**Information shown**

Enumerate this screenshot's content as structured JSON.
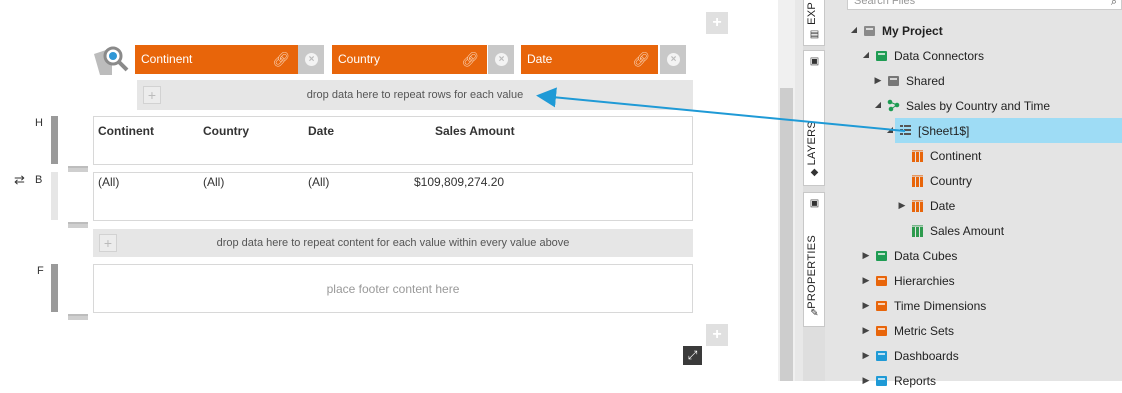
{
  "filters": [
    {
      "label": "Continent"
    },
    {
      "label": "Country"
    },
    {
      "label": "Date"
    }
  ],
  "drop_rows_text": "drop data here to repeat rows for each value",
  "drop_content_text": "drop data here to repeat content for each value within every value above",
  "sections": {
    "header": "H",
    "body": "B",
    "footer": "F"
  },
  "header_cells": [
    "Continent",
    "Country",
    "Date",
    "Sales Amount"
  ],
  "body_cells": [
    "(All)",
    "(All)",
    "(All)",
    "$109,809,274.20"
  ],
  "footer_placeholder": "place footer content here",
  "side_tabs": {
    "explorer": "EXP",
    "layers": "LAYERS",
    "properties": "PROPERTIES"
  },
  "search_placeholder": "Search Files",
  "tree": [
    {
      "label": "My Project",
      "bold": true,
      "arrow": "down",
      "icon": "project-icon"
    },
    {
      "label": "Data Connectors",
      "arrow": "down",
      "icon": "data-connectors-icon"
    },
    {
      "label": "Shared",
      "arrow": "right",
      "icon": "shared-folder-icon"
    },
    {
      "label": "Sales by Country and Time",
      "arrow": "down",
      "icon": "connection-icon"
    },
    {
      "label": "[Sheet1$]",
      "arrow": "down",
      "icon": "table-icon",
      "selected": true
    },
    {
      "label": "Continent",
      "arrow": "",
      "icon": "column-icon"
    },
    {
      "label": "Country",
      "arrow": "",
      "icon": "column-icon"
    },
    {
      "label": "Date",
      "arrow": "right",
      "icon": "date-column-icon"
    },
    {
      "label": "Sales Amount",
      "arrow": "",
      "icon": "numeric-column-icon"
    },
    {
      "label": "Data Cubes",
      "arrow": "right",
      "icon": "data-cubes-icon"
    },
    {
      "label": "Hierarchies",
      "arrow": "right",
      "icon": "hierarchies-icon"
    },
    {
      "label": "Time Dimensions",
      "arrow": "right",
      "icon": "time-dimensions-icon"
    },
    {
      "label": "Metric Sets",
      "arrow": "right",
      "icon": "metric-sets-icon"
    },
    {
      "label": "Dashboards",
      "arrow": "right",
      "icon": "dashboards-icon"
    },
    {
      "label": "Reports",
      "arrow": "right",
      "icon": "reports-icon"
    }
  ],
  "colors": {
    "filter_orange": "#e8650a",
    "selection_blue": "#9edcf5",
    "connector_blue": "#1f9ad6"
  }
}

**Goal**
Find all the lines containing "drop" in the material, then copy them.

**Written response**
  "drop_rows_text": "drop data here to repeat rows for each value",
  "drop_content_text": "drop data here to repeat content for each value within every value above",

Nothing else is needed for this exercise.